(Dataset excerpt)
-=-=-=-=-

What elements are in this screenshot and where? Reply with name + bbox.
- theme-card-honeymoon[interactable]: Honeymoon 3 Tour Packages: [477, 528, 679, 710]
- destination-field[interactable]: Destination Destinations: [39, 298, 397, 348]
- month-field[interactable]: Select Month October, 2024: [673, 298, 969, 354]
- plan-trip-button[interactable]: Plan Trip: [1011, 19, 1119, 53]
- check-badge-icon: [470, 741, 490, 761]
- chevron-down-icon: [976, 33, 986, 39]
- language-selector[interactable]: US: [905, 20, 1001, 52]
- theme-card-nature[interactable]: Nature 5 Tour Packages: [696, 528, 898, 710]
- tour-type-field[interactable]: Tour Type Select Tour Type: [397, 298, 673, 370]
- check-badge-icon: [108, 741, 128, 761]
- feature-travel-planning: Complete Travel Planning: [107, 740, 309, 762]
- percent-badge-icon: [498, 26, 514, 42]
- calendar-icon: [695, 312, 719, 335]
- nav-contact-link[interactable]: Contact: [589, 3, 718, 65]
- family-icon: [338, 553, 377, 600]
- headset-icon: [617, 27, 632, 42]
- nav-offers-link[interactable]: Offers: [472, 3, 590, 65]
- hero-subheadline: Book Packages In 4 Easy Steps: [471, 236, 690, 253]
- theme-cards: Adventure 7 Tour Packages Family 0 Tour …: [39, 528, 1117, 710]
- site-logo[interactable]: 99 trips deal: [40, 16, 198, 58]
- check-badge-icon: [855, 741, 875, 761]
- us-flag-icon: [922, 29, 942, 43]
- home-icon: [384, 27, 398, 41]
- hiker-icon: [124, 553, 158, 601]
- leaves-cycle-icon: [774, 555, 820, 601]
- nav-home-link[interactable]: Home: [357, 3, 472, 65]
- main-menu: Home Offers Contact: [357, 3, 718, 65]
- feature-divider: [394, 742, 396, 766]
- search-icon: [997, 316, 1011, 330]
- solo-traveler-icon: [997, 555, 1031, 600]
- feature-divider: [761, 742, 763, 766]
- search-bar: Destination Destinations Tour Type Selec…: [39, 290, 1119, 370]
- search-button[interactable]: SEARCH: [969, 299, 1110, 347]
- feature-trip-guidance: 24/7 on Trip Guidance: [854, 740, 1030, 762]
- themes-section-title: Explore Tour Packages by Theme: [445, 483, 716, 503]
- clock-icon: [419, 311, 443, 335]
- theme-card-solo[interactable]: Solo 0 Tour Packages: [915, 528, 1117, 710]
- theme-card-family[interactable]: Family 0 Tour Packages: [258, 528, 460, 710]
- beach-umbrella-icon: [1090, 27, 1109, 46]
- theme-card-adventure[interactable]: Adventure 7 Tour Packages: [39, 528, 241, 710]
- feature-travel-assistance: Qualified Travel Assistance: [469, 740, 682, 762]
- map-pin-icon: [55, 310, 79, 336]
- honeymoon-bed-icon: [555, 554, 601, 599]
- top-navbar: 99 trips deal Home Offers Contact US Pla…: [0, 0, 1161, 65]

-=-=-=-=-

Task statement — Render each line of the items above as a Markdown table with two columns, No. and Text. Number the rows in order and leave out any blank lines.

Task answer —
| No. | Text |
|---|---|
| 1 | What elements are in this screenshot and where? Reply with name + bbox. |
| 2 | - theme-card-honeymoon[interactable]: Honeymoon 3 Tour Packages: [477, 528, 679, 710] |
| 3 | - destination-field[interactable]: Destination Destinations: [39, 298, 397, 348] |
| 4 | - month-field[interactable]: Select Month October, 2024: [673, 298, 969, 354] |
| 5 | - plan-trip-button[interactable]: Plan Trip: [1011, 19, 1119, 53] |
| 6 | - check-badge-icon: [470, 741, 490, 761] |
| 7 | - chevron-down-icon: [976, 33, 986, 39] |
| 8 | - language-selector[interactable]: US: [905, 20, 1001, 52] |
| 9 | - theme-card-nature[interactable]: Nature 5 Tour Packages: [696, 528, 898, 710] |
| 10 | - tour-type-field[interactable]: Tour Type Select Tour Type: [397, 298, 673, 370] |
| 11 | - check-badge-icon: [108, 741, 128, 761] |
| 12 | - feature-travel-planning: Complete Travel Planning: [107, 740, 309, 762] |
| 13 | - percent-badge-icon: [498, 26, 514, 42] |
| 14 | - calendar-icon: [695, 312, 719, 335] |
| 15 | - nav-contact-link[interactable]: Contact: [589, 3, 718, 65] |
| 16 | - family-icon: [338, 553, 377, 600] |
| 17 | - headset-icon: [617, 27, 632, 42] |
| 18 | - nav-offers-link[interactable]: Offers: [472, 3, 590, 65] |
| 19 | - hero-subheadline: Book Packages In 4 Easy Steps: [471, 236, 690, 253] |
| 20 | - theme-cards: Adventure 7 Tour Packages Family 0 Tour …: [39, 528, 1117, 710] |
| 21 | - site-logo[interactable]: 99 trips deal: [40, 16, 198, 58] |
| 22 | - check-badge-icon: [855, 741, 875, 761] |
| 23 | - us-flag-icon: [922, 29, 942, 43] |
| 24 | - home-icon: [384, 27, 398, 41] |
| 25 | - hiker-icon: [124, 553, 158, 601] |
| 26 | - leaves-cycle-icon: [774, 555, 820, 601] |
| 27 | - nav-home-link[interactable]: Home: [357, 3, 472, 65] |
| 28 | - main-menu: Home Offers Contact: [357, 3, 718, 65] |
| 29 | - feature-divider: [394, 742, 396, 766] |
| 30 | - search-icon: [997, 316, 1011, 330] |
| 31 | - solo-traveler-icon: [997, 555, 1031, 600] |
| 32 | - feature-divider: [761, 742, 763, 766] |
| 33 | - search-bar: Destination Destinations Tour Type Selec…: [39, 290, 1119, 370] |
| 34 | - search-button[interactable]: SEARCH: [969, 299, 1110, 347] |
| 35 | - feature-trip-guidance: 24/7 on Trip Guidance: [854, 740, 1030, 762] |
| 36 | - themes-section-title: Explore Tour Packages by Theme: [445, 483, 716, 503] |
| 37 | - clock-icon: [419, 311, 443, 335] |
| 38 | - theme-card-solo[interactable]: Solo 0 Tour Packages: [915, 528, 1117, 710] |
| 39 | - theme-card-family[interactable]: Family 0 Tour Packages: [258, 528, 460, 710] |
| 40 | - beach-umbrella-icon: [1090, 27, 1109, 46] |
| 41 | - theme-card-adventure[interactable]: Adventure 7 Tour Packages: [39, 528, 241, 710] |
| 42 | - feature-travel-assistance: Qualified Travel Assistance: [469, 740, 682, 762] |
| 43 | - map-pin-icon: [55, 310, 79, 336] |
| 44 | - honeymoon-bed-icon: [555, 554, 601, 599] |
| 45 | - top-navbar: 99 trips deal Home Offers Contact US Pla…: [0, 0, 1161, 65] |